Express every line of the records below as a Markdown table with two columns, "Row" and "Line," giving each line's row number and its text and leaving out any blank lines.

[Dataset entries]
____
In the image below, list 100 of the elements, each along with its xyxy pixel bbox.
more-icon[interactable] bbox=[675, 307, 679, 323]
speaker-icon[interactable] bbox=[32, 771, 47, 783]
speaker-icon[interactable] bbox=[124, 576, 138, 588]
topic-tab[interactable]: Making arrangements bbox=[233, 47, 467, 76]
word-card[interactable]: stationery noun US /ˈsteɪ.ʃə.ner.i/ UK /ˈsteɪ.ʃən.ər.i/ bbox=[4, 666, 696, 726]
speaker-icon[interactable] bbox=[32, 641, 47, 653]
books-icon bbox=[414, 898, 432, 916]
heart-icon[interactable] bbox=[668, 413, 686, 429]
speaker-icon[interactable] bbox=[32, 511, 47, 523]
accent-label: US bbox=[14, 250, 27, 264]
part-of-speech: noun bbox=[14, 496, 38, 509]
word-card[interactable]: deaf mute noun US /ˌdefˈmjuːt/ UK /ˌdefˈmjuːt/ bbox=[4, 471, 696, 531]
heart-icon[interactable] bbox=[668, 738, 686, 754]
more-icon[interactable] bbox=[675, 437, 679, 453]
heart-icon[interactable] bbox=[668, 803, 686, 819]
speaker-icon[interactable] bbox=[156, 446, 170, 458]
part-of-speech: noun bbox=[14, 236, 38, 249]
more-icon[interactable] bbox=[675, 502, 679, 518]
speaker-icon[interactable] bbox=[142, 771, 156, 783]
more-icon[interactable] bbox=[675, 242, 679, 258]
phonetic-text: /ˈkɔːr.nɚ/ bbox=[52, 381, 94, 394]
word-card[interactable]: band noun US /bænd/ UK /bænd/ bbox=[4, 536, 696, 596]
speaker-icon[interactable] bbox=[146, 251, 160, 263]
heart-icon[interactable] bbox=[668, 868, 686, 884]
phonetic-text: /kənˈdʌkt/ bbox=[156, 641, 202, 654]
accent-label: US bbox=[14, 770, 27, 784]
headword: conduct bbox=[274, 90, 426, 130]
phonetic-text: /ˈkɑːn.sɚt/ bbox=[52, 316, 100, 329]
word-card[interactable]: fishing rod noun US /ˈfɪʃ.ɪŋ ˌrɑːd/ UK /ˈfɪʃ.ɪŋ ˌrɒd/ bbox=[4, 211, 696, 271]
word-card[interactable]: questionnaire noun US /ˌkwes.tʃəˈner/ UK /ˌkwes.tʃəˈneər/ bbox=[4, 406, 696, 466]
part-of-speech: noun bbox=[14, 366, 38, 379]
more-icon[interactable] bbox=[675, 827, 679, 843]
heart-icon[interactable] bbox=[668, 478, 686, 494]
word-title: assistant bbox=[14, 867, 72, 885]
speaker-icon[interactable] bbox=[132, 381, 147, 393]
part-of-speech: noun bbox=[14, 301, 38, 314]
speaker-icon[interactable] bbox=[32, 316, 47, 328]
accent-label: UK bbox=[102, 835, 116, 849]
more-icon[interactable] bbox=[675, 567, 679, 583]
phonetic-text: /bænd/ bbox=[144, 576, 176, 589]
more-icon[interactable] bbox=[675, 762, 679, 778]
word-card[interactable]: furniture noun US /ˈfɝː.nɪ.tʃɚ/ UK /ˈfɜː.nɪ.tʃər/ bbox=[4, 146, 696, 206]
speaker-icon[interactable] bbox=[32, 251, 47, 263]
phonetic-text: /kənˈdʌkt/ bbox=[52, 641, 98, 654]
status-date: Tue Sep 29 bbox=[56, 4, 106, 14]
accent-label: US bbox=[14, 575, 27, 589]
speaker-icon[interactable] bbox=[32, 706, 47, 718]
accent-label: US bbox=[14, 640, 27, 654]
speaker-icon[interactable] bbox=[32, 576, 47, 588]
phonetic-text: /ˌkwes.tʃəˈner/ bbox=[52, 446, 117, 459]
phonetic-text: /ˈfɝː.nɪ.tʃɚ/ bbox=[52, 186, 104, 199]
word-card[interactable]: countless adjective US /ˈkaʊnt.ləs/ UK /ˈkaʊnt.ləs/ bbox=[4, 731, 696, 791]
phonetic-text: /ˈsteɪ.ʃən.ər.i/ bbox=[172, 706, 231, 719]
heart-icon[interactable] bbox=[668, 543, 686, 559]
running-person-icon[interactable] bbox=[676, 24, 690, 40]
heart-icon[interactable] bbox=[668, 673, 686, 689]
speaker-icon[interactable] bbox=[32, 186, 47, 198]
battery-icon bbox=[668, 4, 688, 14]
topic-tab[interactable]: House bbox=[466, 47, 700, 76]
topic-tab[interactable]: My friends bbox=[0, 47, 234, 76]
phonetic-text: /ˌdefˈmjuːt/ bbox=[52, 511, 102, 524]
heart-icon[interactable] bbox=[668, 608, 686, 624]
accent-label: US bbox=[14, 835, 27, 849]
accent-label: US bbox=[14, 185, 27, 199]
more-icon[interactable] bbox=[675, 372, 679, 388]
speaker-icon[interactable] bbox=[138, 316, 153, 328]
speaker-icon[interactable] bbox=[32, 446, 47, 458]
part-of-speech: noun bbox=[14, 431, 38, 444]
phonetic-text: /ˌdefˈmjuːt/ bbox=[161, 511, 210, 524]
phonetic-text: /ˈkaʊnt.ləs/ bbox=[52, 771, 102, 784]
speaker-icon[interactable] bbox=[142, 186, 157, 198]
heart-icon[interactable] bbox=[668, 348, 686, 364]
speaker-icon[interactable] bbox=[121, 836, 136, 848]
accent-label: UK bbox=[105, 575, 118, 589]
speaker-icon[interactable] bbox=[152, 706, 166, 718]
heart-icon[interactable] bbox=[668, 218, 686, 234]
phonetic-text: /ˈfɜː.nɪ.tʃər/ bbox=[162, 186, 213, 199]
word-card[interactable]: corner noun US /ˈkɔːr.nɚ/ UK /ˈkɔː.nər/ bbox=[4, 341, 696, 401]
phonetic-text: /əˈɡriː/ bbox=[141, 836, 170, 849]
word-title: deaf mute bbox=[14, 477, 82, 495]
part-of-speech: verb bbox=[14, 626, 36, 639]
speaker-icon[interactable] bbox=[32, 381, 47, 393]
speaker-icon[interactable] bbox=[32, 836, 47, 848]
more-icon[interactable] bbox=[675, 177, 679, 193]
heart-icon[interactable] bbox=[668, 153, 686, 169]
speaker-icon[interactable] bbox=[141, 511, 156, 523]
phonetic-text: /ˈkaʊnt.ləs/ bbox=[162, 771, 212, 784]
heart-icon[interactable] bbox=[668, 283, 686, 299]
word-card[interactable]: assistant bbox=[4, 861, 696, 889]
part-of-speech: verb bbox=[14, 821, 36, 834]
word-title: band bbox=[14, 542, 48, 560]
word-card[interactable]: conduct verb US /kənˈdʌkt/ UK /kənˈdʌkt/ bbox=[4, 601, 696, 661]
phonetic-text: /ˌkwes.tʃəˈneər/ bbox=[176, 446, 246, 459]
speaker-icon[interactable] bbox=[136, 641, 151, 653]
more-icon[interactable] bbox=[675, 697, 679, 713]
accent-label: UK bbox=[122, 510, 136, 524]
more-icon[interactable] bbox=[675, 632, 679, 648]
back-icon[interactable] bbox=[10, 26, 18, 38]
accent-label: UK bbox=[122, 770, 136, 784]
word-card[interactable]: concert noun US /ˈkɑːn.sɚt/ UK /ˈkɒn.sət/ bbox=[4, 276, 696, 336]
____
Exercise answer –
| Row | Line |
|---|---|
| 1 | In the image below, list 100 of the elements, each along with its xyxy pixel bbox. |
| 2 | more-icon[interactable] bbox=[675, 307, 679, 323] |
| 3 | speaker-icon[interactable] bbox=[32, 771, 47, 783] |
| 4 | speaker-icon[interactable] bbox=[124, 576, 138, 588] |
| 5 | topic-tab[interactable]: Making arrangements bbox=[233, 47, 467, 76] |
| 6 | word-card[interactable]: stationery noun US /ˈsteɪ.ʃə.ner.i/ UK /ˈsteɪ.ʃən.ər.i/ bbox=[4, 666, 696, 726] |
| 7 | speaker-icon[interactable] bbox=[32, 641, 47, 653] |
| 8 | books-icon bbox=[414, 898, 432, 916] |
| 9 | heart-icon[interactable] bbox=[668, 413, 686, 429] |
| 10 | speaker-icon[interactable] bbox=[32, 511, 47, 523] |
| 11 | accent-label: US bbox=[14, 250, 27, 264] |
| 12 | part-of-speech: noun bbox=[14, 496, 38, 509] |
| 13 | word-card[interactable]: deaf mute noun US /ˌdefˈmjuːt/ UK /ˌdefˈmjuːt/ bbox=[4, 471, 696, 531] |
| 14 | heart-icon[interactable] bbox=[668, 738, 686, 754] |
| 15 | more-icon[interactable] bbox=[675, 437, 679, 453] |
| 16 | heart-icon[interactable] bbox=[668, 803, 686, 819] |
| 17 | speaker-icon[interactable] bbox=[156, 446, 170, 458] |
| 18 | part-of-speech: noun bbox=[14, 236, 38, 249] |
| 19 | more-icon[interactable] bbox=[675, 502, 679, 518] |
| 20 | speaker-icon[interactable] bbox=[142, 771, 156, 783] |
| 21 | more-icon[interactable] bbox=[675, 242, 679, 258] |
| 22 | phonetic-text: /ˈkɔːr.nɚ/ bbox=[52, 381, 94, 394] |
| 23 | word-card[interactable]: band noun US /bænd/ UK /bænd/ bbox=[4, 536, 696, 596] |
| 24 | speaker-icon[interactable] bbox=[146, 251, 160, 263] |
| 25 | heart-icon[interactable] bbox=[668, 868, 686, 884] |
| 26 | phonetic-text: /kənˈdʌkt/ bbox=[156, 641, 202, 654] |
| 27 | accent-label: US bbox=[14, 770, 27, 784] |
| 28 | headword: conduct bbox=[274, 90, 426, 130] |
| 29 | phonetic-text: /ˈkɑːn.sɚt/ bbox=[52, 316, 100, 329] |
| 30 | word-card[interactable]: fishing rod noun US /ˈfɪʃ.ɪŋ ˌrɑːd/ UK /ˈfɪʃ.ɪŋ ˌrɒd/ bbox=[4, 211, 696, 271] |
| 31 | word-card[interactable]: questionnaire noun US /ˌkwes.tʃəˈner/ UK /ˌkwes.tʃəˈneər/ bbox=[4, 406, 696, 466] |
| 32 | part-of-speech: noun bbox=[14, 366, 38, 379] |
| 33 | more-icon[interactable] bbox=[675, 827, 679, 843] |
| 34 | heart-icon[interactable] bbox=[668, 478, 686, 494] |
| 35 | word-title: assistant bbox=[14, 867, 72, 885] |
| 36 | speaker-icon[interactable] bbox=[132, 381, 147, 393] |
| 37 | part-of-speech: noun bbox=[14, 301, 38, 314] |
| 38 | speaker-icon[interactable] bbox=[32, 316, 47, 328] |
| 39 | accent-label: UK bbox=[102, 835, 116, 849] |
| 40 | more-icon[interactable] bbox=[675, 567, 679, 583] |
| 41 | phonetic-text: /bænd/ bbox=[144, 576, 176, 589] |
| 42 | more-icon[interactable] bbox=[675, 762, 679, 778] |
| 43 | word-card[interactable]: furniture noun US /ˈfɝː.nɪ.tʃɚ/ UK /ˈfɜː.nɪ.tʃər/ bbox=[4, 146, 696, 206] |
| 44 | speaker-icon[interactable] bbox=[32, 251, 47, 263] |
| 45 | phonetic-text: /kənˈdʌkt/ bbox=[52, 641, 98, 654] |
| 46 | status-date: Tue Sep 29 bbox=[56, 4, 106, 14] |
| 47 | accent-label: US bbox=[14, 575, 27, 589] |
| 48 | speaker-icon[interactable] bbox=[32, 706, 47, 718] |
| 49 | accent-label: US bbox=[14, 640, 27, 654] |
| 50 | speaker-icon[interactable] bbox=[32, 576, 47, 588] |
| 51 | phonetic-text: /ˌkwes.tʃəˈner/ bbox=[52, 446, 117, 459] |
| 52 | phonetic-text: /ˈfɝː.nɪ.tʃɚ/ bbox=[52, 186, 104, 199] |
| 53 | word-card[interactable]: countless adjective US /ˈkaʊnt.ləs/ UK /ˈkaʊnt.ləs/ bbox=[4, 731, 696, 791] |
| 54 | phonetic-text: /ˈsteɪ.ʃən.ər.i/ bbox=[172, 706, 231, 719] |
| 55 | heart-icon[interactable] bbox=[668, 543, 686, 559] |
| 56 | running-person-icon[interactable] bbox=[676, 24, 690, 40] |
| 57 | heart-icon[interactable] bbox=[668, 673, 686, 689] |
| 58 | speaker-icon[interactable] bbox=[32, 186, 47, 198] |
| 59 | battery-icon bbox=[668, 4, 688, 14] |
| 60 | topic-tab[interactable]: House bbox=[466, 47, 700, 76] |
| 61 | topic-tab[interactable]: My friends bbox=[0, 47, 234, 76] |
| 62 | phonetic-text: /ˌdefˈmjuːt/ bbox=[52, 511, 102, 524] |
| 63 | heart-icon[interactable] bbox=[668, 608, 686, 624] |
| 64 | accent-label: US bbox=[14, 835, 27, 849] |
| 65 | accent-label: US bbox=[14, 185, 27, 199] |
| 66 | more-icon[interactable] bbox=[675, 372, 679, 388] |
| 67 | speaker-icon[interactable] bbox=[138, 316, 153, 328] |
| 68 | speaker-icon[interactable] bbox=[32, 446, 47, 458] |
| 69 | part-of-speech: noun bbox=[14, 431, 38, 444] |
| 70 | phonetic-text: /ˌdefˈmjuːt/ bbox=[161, 511, 210, 524] |
| 71 | phonetic-text: /ˈkaʊnt.ləs/ bbox=[52, 771, 102, 784] |
| 72 | speaker-icon[interactable] bbox=[142, 186, 157, 198] |
| 73 | heart-icon[interactable] bbox=[668, 348, 686, 364] |
| 74 | speaker-icon[interactable] bbox=[121, 836, 136, 848] |
| 75 | accent-label: UK bbox=[105, 575, 118, 589] |
| 76 | speaker-icon[interactable] bbox=[152, 706, 166, 718] |
| 77 | heart-icon[interactable] bbox=[668, 218, 686, 234] |
| 78 | phonetic-text: /ˈfɜː.nɪ.tʃər/ bbox=[162, 186, 213, 199] |
| 79 | word-card[interactable]: corner noun US /ˈkɔːr.nɚ/ UK /ˈkɔː.nər/ bbox=[4, 341, 696, 401] |
| 80 | phonetic-text: /əˈɡriː/ bbox=[141, 836, 170, 849] |
| 81 | word-title: deaf mute bbox=[14, 477, 82, 495] |
| 82 | part-of-speech: verb bbox=[14, 626, 36, 639] |
| 83 | speaker-icon[interactable] bbox=[32, 381, 47, 393] |
| 84 | speaker-icon[interactable] bbox=[32, 836, 47, 848] |
| 85 | more-icon[interactable] bbox=[675, 177, 679, 193] |
| 86 | heart-icon[interactable] bbox=[668, 153, 686, 169] |
| 87 | speaker-icon[interactable] bbox=[141, 511, 156, 523] |
| 88 | phonetic-text: /ˈkaʊnt.ləs/ bbox=[162, 771, 212, 784] |
| 89 | heart-icon[interactable] bbox=[668, 283, 686, 299] |
| 90 | word-card[interactable]: assistant bbox=[4, 861, 696, 889] |
| 91 | part-of-speech: verb bbox=[14, 821, 36, 834] |
| 92 | word-title: band bbox=[14, 542, 48, 560] |
| 93 | word-card[interactable]: conduct verb US /kənˈdʌkt/ UK /kənˈdʌkt/ bbox=[4, 601, 696, 661] |
| 94 | phonetic-text: /ˌkwes.tʃəˈneər/ bbox=[176, 446, 246, 459] |
| 95 | speaker-icon[interactable] bbox=[136, 641, 151, 653] |
| 96 | more-icon[interactable] bbox=[675, 697, 679, 713] |
| 97 | accent-label: UK bbox=[122, 510, 136, 524] |
| 98 | more-icon[interactable] bbox=[675, 632, 679, 648] |
| 99 | back-icon[interactable] bbox=[10, 26, 18, 38] |
| 100 | accent-label: UK bbox=[122, 770, 136, 784] |
| 101 | word-card[interactable]: concert noun US /ˈkɑːn.sɚt/ UK /ˈkɒn.sət/ bbox=[4, 276, 696, 336] |